● **ENTRIES PROVIDED**:
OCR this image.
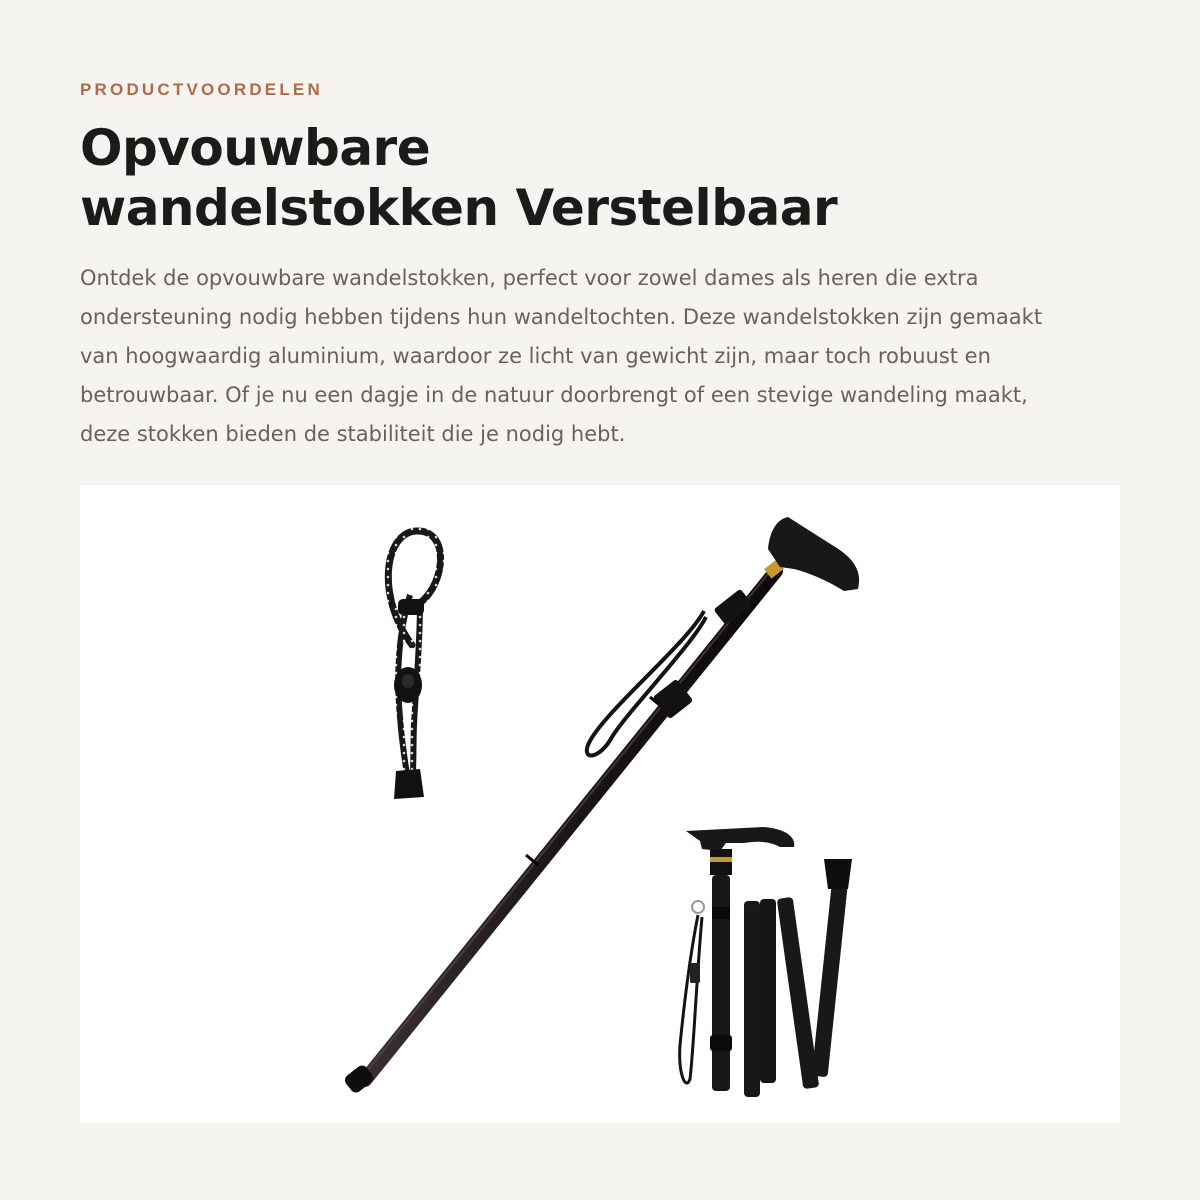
PRODUCTVOORDELEN
Opvouwbare
wandelstokken Verstelbaar

Ontdek de opvouwbare wandelstokken, perfect voor zowel dames als heren die extra ondersteuning nodig hebben tijdens hun wandeltochten. Deze wandelstokken zijn gemaakt van hoogwaardig aluminium, waardoor ze licht van gewicht zijn, maar toch robuust en betrouwbaar. Of je nu een dagje in de natuur doorbrengt of een stevige wandeling maakt, deze stokken bieden de stabiliteit die je nodig hebt.
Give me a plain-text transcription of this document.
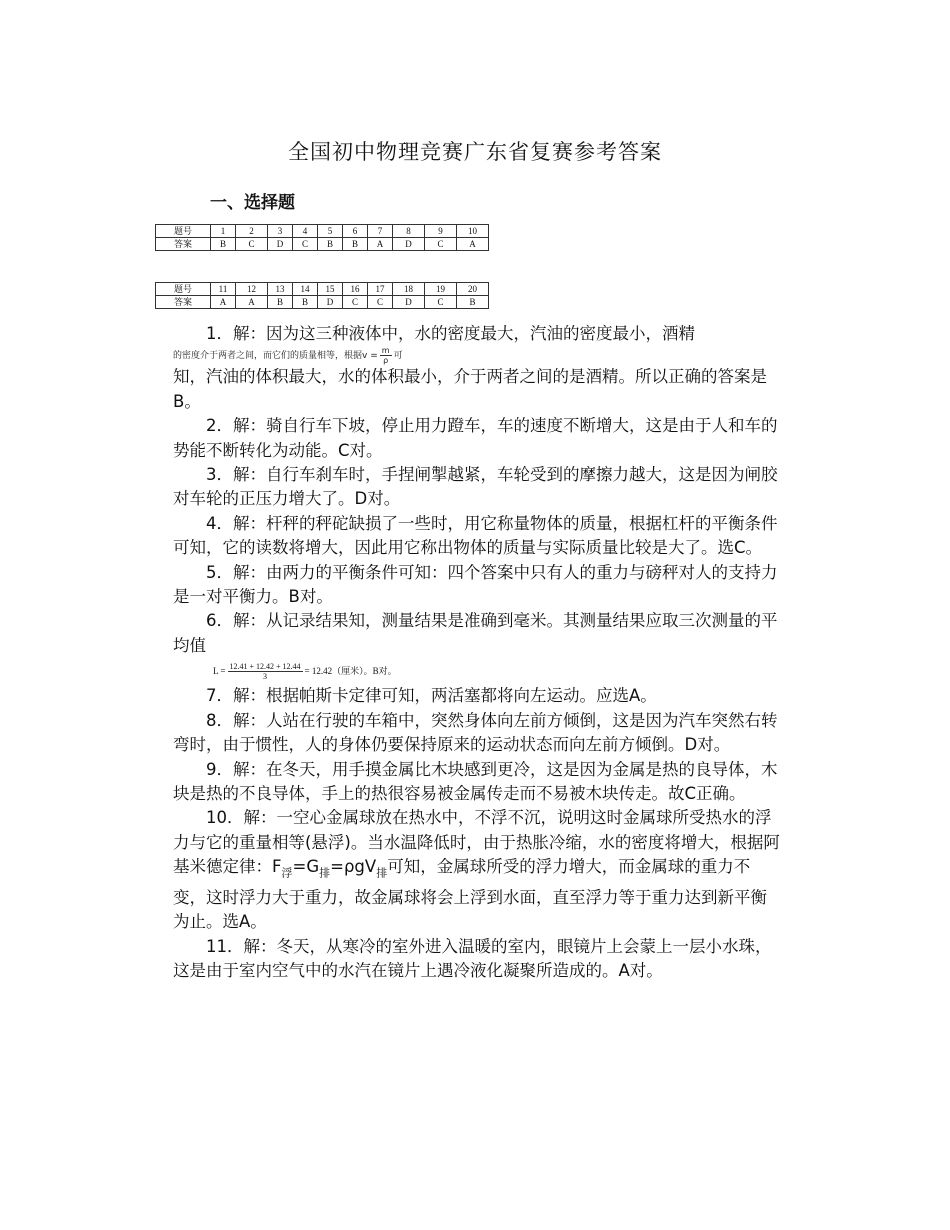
全国初中物理竞赛广东省复赛参考答案
一、选择题
题号	1	2	3	4	5	6	7	8	9	10
答案	B	C	D	C	B	B	A	D	C	A
题号	11	12	13	14	15	16	17	18	19	20
答案	A	A	B	B	D	C	C	D	C	B

1．解：因为这三种液体中，水的密度最大，汽油的密度最小，酒精
的密度介于两者之间，而它们的质量相等，根据$v = \frac{m}{\rho}$ 可

知，汽油的体积最大，水的体积最小，介于两者之间的是酒精。所以正确的答案是B。

2．解：骑自行车下坡，停止用力蹬车，车的速度不断增大，这是由于人和车的势能不断转化为动能。C对。

3．解：自行车刹车时，手捏闸掣越紧，车轮受到的摩擦力越大，这是因为闸胶对车轮的正压力增大了。D对。

4．解：杆秤的秤砣缺损了一些时，用它称量物体的质量，根据杠杆的平衡条件可知，它的读数将增大，因此用它称出物体的质量与实际质量比较是大了。选C。

5．解：由两力的平衡条件可知：四个答案中只有人的重力与磅秤对人的支持力是一对平衡力。B对。

6．解：从记录结果知，测量结果是准确到毫米。其测量结果应取三次测量的平均值

$L = \frac{12.41 + 12.42 + 12.44}{3} = 12.42$（厘米）。B对。

7．解：根据帕斯卡定律可知，两活塞都将向左运动。应选A。

8．解：人站在行驶的车箱中，突然身体向左前方倾倒，这是因为汽车突然右转弯时，由于惯性，人的身体仍要保持原来的运动状态而向左前方倾倒。D对。

9．解：在冬天，用手摸金属比木块感到更冷，这是因为金属是热的良导体，木块是热的不良导体，手上的热很容易被金属传走而不易被木块传走。故C正确。

10．解：一空心金属球放在热水中，不浮不沉，说明这时金属球所受热水的浮力与它的重量相等(悬浮)。当水温降低时，由于热胀冷缩，水的密度将增大，根据阿基米德定律：$F_浮=G_排=\rho gV_排$可知，金属球所受的浮力增大，而金属球的重力不变，这时浮力大于重力，故金属球将会上浮到水面，直至浮力等于重力达到新平衡为止。选A。

11．解：冬天，从寒冷的室外进入温暖的室内，眼镜片上会蒙上一层小水珠，这是由于室内空气中的水汽在镜片上遇冷液化凝聚所造成的。A对。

● **GOAL**: Repeat each entry exactly as it appears; skip any picture.

● **WRITTEN ANSWER**:
OCR this image.
PRODUCTVOORDELEN
Opvouwbare
wandelstokken Verstelbaar

Ontdek de opvouwbare wandelstokken, perfect voor zowel dames als heren die extra ondersteuning nodig hebben tijdens hun wandeltochten. Deze wandelstokken zijn gemaakt van hoogwaardig aluminium, waardoor ze licht van gewicht zijn, maar toch robuust en betrouwbaar. Of je nu een dagje in de natuur doorbrengt of een stevige wandeling maakt, deze stokken bieden de stabiliteit die je nodig hebt.
Give me a plain-text transcription of this document.
全国初中物理竞赛广东省复赛参考答案
一、选择题
题号	1	2	3	4	5	6	7	8	9	10
答案	B	C	D	C	B	B	A	D	C	A
题号	11	12	13	14	15	16	17	18	19	20
答案	A	A	B	B	D	C	C	D	C	B

1．解：因为这三种液体中，水的密度最大，汽油的密度最小，酒精
的密度介于两者之间，而它们的质量相等，根据$v = \frac{m}{\rho}$ 可

知，汽油的体积最大，水的体积最小，介于两者之间的是酒精。所以正确的答案是B。

2．解：骑自行车下坡，停止用力蹬车，车的速度不断增大，这是由于人和车的势能不断转化为动能。C对。

3．解：自行车刹车时，手捏闸掣越紧，车轮受到的摩擦力越大，这是因为闸胶对车轮的正压力增大了。D对。

4．解：杆秤的秤砣缺损了一些时，用它称量物体的质量，根据杠杆的平衡条件可知，它的读数将增大，因此用它称出物体的质量与实际质量比较是大了。选C。

5．解：由两力的平衡条件可知：四个答案中只有人的重力与磅秤对人的支持力是一对平衡力。B对。

6．解：从记录结果知，测量结果是准确到毫米。其测量结果应取三次测量的平均值

$L = \frac{12.41 + 12.42 + 12.44}{3} = 12.42$（厘米）。B对。

7．解：根据帕斯卡定律可知，两活塞都将向左运动。应选A。

8．解：人站在行驶的车箱中，突然身体向左前方倾倒，这是因为汽车突然右转弯时，由于惯性，人的身体仍要保持原来的运动状态而向左前方倾倒。D对。

9．解：在冬天，用手摸金属比木块感到更冷，这是因为金属是热的良导体，木块是热的不良导体，手上的热很容易被金属传走而不易被木块传走。故C正确。

10．解：一空心金属球放在热水中，不浮不沉，说明这时金属球所受热水的浮力与它的重量相等(悬浮)。当水温降低时，由于热胀冷缩，水的密度将增大，根据阿基米德定律：$F_浮=G_排=\rho gV_排$可知，金属球所受的浮力增大，而金属球的重力不变，这时浮力大于重力，故金属球将会上浮到水面，直至浮力等于重力达到新平衡为止。选A。

11．解：冬天，从寒冷的室外进入温暖的室内，眼镜片上会蒙上一层小水珠，这是由于室内空气中的水汽在镜片上遇冷液化凝聚所造成的。A对。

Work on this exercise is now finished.